**GOAL OF THE EXERCISE**
Please write out the material below exactly as given.
— Start of SOURCE RECORDS —
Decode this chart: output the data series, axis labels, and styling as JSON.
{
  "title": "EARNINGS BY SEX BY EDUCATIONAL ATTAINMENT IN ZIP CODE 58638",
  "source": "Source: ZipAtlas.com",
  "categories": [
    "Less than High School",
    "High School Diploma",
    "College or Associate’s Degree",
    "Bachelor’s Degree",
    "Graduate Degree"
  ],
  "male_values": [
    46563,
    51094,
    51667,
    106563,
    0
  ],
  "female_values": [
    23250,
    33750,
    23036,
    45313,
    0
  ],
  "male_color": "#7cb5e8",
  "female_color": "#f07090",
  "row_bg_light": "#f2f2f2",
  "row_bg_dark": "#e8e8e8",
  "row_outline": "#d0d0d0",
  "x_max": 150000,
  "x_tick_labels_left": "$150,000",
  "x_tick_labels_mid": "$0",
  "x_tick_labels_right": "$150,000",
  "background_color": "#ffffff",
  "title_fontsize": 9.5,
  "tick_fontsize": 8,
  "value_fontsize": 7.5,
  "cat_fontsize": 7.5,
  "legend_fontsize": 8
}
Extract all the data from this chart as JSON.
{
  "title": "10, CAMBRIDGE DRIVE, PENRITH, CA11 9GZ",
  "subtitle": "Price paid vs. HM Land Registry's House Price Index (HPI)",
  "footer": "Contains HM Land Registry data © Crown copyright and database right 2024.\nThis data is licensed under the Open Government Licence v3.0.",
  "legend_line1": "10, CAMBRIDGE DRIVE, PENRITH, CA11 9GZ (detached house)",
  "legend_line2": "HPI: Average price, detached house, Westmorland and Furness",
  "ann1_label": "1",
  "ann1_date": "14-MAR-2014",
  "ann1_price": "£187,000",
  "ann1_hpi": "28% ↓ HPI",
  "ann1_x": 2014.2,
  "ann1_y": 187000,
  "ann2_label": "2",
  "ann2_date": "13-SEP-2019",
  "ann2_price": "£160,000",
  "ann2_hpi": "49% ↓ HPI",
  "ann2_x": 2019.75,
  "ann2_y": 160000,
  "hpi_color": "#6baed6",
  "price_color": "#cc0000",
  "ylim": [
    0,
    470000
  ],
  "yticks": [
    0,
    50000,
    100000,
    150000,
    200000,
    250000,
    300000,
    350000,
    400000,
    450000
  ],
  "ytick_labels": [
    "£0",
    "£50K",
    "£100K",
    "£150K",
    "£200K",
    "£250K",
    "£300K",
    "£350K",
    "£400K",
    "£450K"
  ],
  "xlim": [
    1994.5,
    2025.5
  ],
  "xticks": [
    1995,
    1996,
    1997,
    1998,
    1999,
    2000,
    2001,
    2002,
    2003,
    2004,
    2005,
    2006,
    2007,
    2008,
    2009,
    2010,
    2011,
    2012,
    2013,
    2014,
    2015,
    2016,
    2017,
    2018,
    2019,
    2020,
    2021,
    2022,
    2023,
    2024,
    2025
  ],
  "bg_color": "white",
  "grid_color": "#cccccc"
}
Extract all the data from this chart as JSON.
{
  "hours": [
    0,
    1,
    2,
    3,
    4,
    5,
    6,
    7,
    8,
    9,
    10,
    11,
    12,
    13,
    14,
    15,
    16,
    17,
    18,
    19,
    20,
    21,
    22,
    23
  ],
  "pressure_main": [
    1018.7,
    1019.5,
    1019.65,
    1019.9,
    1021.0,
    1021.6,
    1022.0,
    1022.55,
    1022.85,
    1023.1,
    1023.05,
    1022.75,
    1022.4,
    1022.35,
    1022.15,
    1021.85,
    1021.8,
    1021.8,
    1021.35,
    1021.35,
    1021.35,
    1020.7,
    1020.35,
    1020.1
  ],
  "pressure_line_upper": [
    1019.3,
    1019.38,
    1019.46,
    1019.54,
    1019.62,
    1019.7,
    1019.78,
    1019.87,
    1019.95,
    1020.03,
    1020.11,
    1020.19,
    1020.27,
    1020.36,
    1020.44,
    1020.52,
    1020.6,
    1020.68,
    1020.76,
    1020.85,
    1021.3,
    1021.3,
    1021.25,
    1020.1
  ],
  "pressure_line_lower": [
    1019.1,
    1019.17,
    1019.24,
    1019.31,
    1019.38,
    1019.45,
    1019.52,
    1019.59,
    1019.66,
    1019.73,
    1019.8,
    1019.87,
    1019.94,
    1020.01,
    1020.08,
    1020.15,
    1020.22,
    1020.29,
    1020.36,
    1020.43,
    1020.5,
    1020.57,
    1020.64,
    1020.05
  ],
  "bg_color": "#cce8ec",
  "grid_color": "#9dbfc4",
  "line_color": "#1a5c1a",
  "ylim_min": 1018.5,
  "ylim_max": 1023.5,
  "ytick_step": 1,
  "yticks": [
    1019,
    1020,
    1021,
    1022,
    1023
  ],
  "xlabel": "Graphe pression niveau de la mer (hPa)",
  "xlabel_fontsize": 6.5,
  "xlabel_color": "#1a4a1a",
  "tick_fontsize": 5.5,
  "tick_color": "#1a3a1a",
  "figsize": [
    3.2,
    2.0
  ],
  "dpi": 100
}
— End of SOURCE RECORDS —
**OUTPUT**
Decode this chart: output the data series, axis labels, and styling as JSON.
{
  "title": "EARNINGS BY SEX BY EDUCATIONAL ATTAINMENT IN ZIP CODE 58638",
  "source": "Source: ZipAtlas.com",
  "categories": [
    "Less than High School",
    "High School Diploma",
    "College or Associate’s Degree",
    "Bachelor’s Degree",
    "Graduate Degree"
  ],
  "male_values": [
    46563,
    51094,
    51667,
    106563,
    0
  ],
  "female_values": [
    23250,
    33750,
    23036,
    45313,
    0
  ],
  "male_color": "#7cb5e8",
  "female_color": "#f07090",
  "row_bg_light": "#f2f2f2",
  "row_bg_dark": "#e8e8e8",
  "row_outline": "#d0d0d0",
  "x_max": 150000,
  "x_tick_labels_left": "$150,000",
  "x_tick_labels_mid": "$0",
  "x_tick_labels_right": "$150,000",
  "background_color": "#ffffff",
  "title_fontsize": 9.5,
  "tick_fontsize": 8,
  "value_fontsize": 7.5,
  "cat_fontsize": 7.5,
  "legend_fontsize": 8
}
Extract all the data from this chart as JSON.
{
  "title": "10, CAMBRIDGE DRIVE, PENRITH, CA11 9GZ",
  "subtitle": "Price paid vs. HM Land Registry's House Price Index (HPI)",
  "footer": "Contains HM Land Registry data © Crown copyright and database right 2024.\nThis data is licensed under the Open Government Licence v3.0.",
  "legend_line1": "10, CAMBRIDGE DRIVE, PENRITH, CA11 9GZ (detached house)",
  "legend_line2": "HPI: Average price, detached house, Westmorland and Furness",
  "ann1_label": "1",
  "ann1_date": "14-MAR-2014",
  "ann1_price": "£187,000",
  "ann1_hpi": "28% ↓ HPI",
  "ann1_x": 2014.2,
  "ann1_y": 187000,
  "ann2_label": "2",
  "ann2_date": "13-SEP-2019",
  "ann2_price": "£160,000",
  "ann2_hpi": "49% ↓ HPI",
  "ann2_x": 2019.75,
  "ann2_y": 160000,
  "hpi_color": "#6baed6",
  "price_color": "#cc0000",
  "ylim": [
    0,
    470000
  ],
  "yticks": [
    0,
    50000,
    100000,
    150000,
    200000,
    250000,
    300000,
    350000,
    400000,
    450000
  ],
  "ytick_labels": [
    "£0",
    "£50K",
    "£100K",
    "£150K",
    "£200K",
    "£250K",
    "£300K",
    "£350K",
    "£400K",
    "£450K"
  ],
  "xlim": [
    1994.5,
    2025.5
  ],
  "xticks": [
    1995,
    1996,
    1997,
    1998,
    1999,
    2000,
    2001,
    2002,
    2003,
    2004,
    2005,
    2006,
    2007,
    2008,
    2009,
    2010,
    2011,
    2012,
    2013,
    2014,
    2015,
    2016,
    2017,
    2018,
    2019,
    2020,
    2021,
    2022,
    2023,
    2024,
    2025
  ],
  "bg_color": "white",
  "grid_color": "#cccccc"
}
Extract all the data from this chart as JSON.
{
  "hours": [
    0,
    1,
    2,
    3,
    4,
    5,
    6,
    7,
    8,
    9,
    10,
    11,
    12,
    13,
    14,
    15,
    16,
    17,
    18,
    19,
    20,
    21,
    22,
    23
  ],
  "pressure_main": [
    1018.7,
    1019.5,
    1019.65,
    1019.9,
    1021.0,
    1021.6,
    1022.0,
    1022.55,
    1022.85,
    1023.1,
    1023.05,
    1022.75,
    1022.4,
    1022.35,
    1022.15,
    1021.85,
    1021.8,
    1021.8,
    1021.35,
    1021.35,
    1021.35,
    1020.7,
    1020.35,
    1020.1
  ],
  "pressure_line_upper": [
    1019.3,
    1019.38,
    1019.46,
    1019.54,
    1019.62,
    1019.7,
    1019.78,
    1019.87,
    1019.95,
    1020.03,
    1020.11,
    1020.19,
    1020.27,
    1020.36,
    1020.44,
    1020.52,
    1020.6,
    1020.68,
    1020.76,
    1020.85,
    1021.3,
    1021.3,
    1021.25,
    1020.1
  ],
  "pressure_line_lower": [
    1019.1,
    1019.17,
    1019.24,
    1019.31,
    1019.38,
    1019.45,
    1019.52,
    1019.59,
    1019.66,
    1019.73,
    1019.8,
    1019.87,
    1019.94,
    1020.01,
    1020.08,
    1020.15,
    1020.22,
    1020.29,
    1020.36,
    1020.43,
    1020.5,
    1020.57,
    1020.64,
    1020.05
  ],
  "bg_color": "#cce8ec",
  "grid_color": "#9dbfc4",
  "line_color": "#1a5c1a",
  "ylim_min": 1018.5,
  "ylim_max": 1023.5,
  "ytick_step": 1,
  "yticks": [
    1019,
    1020,
    1021,
    1022,
    1023
  ],
  "xlabel": "Graphe pression niveau de la mer (hPa)",
  "xlabel_fontsize": 6.5,
  "xlabel_color": "#1a4a1a",
  "tick_fontsize": 5.5,
  "tick_color": "#1a3a1a",
  "figsize": [
    3.2,
    2.0
  ],
  "dpi": 100
}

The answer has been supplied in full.